==== TASK INPUTS

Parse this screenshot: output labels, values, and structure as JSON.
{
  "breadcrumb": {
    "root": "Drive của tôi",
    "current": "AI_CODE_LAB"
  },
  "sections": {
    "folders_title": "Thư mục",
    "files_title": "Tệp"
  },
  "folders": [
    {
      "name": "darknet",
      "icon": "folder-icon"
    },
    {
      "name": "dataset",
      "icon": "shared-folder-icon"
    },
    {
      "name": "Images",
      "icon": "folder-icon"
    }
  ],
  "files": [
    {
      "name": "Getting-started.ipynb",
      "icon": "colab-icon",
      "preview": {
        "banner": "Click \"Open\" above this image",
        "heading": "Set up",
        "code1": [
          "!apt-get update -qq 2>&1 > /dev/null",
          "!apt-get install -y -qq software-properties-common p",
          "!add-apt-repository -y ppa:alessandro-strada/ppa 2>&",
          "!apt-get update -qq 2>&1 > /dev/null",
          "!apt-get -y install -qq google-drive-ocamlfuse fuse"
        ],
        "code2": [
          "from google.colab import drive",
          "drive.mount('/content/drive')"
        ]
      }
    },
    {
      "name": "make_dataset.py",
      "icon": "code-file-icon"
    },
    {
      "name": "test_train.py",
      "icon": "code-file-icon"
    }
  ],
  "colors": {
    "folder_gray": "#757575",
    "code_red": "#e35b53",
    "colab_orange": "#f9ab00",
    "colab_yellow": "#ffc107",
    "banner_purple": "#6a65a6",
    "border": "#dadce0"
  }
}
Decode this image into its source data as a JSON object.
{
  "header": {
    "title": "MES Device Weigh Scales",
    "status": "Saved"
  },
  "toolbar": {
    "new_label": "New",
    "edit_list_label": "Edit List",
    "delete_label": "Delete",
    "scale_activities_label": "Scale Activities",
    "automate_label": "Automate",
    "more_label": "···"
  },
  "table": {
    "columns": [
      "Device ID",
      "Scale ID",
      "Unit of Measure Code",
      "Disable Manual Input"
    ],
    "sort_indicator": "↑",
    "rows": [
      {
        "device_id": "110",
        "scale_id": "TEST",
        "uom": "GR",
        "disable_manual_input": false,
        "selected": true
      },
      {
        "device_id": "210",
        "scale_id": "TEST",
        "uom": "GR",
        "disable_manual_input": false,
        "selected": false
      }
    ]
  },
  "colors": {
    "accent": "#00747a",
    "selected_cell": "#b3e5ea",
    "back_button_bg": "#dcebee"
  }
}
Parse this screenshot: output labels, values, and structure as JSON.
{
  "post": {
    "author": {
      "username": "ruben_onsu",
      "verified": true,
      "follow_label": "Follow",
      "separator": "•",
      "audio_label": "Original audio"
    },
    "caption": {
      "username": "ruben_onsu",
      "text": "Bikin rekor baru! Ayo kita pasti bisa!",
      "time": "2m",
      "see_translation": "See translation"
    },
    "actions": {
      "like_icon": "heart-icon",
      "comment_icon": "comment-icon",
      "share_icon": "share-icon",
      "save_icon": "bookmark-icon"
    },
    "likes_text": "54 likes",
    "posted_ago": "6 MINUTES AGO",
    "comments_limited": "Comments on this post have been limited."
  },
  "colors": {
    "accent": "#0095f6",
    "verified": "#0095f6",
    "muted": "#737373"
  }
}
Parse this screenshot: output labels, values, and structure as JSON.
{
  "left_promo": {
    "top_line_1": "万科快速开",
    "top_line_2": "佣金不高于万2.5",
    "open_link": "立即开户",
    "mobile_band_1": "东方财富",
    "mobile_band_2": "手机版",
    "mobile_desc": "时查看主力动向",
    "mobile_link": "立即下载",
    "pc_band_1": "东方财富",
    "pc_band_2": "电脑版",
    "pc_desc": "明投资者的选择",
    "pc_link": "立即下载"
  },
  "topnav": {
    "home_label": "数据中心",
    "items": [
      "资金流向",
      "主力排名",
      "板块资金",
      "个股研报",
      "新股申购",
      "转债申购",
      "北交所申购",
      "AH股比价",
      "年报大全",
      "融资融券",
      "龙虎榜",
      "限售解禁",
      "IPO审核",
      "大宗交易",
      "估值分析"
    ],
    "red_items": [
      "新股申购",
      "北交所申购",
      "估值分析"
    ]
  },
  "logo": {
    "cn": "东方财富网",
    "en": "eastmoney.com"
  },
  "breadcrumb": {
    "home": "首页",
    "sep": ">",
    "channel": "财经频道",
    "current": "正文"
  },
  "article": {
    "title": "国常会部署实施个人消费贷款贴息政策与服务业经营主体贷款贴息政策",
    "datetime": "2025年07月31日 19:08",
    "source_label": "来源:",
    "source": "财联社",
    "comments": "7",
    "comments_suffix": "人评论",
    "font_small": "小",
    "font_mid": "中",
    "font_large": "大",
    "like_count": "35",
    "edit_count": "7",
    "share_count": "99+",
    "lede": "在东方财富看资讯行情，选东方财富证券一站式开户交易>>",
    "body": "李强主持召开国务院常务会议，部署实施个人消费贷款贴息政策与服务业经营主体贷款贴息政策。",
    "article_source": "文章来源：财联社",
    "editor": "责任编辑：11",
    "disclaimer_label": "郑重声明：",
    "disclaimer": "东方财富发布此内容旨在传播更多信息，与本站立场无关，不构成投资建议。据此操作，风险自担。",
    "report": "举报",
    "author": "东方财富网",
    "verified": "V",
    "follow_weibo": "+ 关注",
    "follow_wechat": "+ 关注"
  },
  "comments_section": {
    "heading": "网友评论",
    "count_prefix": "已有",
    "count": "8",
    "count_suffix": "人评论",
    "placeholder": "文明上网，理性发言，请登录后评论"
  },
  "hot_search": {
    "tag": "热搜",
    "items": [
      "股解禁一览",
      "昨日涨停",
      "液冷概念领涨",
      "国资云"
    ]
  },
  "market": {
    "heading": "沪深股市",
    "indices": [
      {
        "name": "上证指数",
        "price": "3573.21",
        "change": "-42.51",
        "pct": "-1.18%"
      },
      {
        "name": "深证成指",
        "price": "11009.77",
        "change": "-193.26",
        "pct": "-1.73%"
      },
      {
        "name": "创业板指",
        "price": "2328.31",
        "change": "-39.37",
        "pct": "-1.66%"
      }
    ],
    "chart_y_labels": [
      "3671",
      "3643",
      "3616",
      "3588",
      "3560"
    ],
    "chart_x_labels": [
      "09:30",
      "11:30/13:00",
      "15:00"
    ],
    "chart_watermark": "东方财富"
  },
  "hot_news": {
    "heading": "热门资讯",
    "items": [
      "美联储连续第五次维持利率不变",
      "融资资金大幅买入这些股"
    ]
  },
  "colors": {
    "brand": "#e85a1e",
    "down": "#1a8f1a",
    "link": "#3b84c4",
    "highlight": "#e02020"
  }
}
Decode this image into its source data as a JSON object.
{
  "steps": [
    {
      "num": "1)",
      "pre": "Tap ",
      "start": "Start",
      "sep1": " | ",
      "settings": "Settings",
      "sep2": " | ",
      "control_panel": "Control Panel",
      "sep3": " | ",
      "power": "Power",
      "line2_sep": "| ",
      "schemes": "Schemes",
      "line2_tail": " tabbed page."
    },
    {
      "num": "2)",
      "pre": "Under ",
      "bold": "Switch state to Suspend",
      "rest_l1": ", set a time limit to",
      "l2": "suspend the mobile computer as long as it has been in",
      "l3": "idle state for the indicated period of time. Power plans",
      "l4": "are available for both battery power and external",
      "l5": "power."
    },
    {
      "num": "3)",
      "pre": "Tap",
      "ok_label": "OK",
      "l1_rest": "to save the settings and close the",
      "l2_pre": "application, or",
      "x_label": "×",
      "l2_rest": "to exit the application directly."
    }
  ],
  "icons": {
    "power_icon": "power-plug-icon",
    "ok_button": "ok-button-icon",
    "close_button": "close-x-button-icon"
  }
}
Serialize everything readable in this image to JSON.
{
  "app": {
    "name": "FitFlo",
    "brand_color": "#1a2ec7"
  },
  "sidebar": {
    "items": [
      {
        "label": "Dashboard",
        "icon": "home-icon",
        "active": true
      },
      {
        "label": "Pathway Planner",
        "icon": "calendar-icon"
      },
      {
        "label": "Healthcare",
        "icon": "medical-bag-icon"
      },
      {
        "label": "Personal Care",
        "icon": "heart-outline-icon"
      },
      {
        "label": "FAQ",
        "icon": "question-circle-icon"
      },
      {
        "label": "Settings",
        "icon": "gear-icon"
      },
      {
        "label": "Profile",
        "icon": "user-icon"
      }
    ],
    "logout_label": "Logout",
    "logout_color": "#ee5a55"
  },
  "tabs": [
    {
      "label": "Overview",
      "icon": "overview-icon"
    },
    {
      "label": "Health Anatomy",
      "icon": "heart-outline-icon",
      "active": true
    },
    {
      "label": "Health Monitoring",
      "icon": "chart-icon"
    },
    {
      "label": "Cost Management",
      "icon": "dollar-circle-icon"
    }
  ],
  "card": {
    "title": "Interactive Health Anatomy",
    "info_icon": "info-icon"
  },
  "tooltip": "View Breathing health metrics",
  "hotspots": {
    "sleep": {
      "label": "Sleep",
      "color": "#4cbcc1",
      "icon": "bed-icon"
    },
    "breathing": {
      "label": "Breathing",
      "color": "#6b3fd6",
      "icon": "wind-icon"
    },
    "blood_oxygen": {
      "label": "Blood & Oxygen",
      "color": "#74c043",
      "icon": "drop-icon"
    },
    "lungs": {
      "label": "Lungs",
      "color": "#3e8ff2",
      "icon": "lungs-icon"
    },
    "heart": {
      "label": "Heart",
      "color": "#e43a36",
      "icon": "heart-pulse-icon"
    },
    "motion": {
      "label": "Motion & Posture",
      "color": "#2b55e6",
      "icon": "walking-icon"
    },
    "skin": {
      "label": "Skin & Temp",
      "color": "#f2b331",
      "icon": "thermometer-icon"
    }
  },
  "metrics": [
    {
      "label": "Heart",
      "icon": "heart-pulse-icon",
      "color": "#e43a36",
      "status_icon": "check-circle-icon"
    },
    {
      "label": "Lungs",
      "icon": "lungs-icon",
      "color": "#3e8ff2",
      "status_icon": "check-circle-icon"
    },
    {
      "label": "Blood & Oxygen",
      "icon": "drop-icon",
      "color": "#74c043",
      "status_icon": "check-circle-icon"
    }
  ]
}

========

» **YOUR TASK**
From the data above, copy out every line with the string "install" in it.

» **FULL RESPONSE**
          "!apt-get install -y -qq software-properties-common p",
          "!apt-get -y install -qq google-drive-ocamlfuse fuse"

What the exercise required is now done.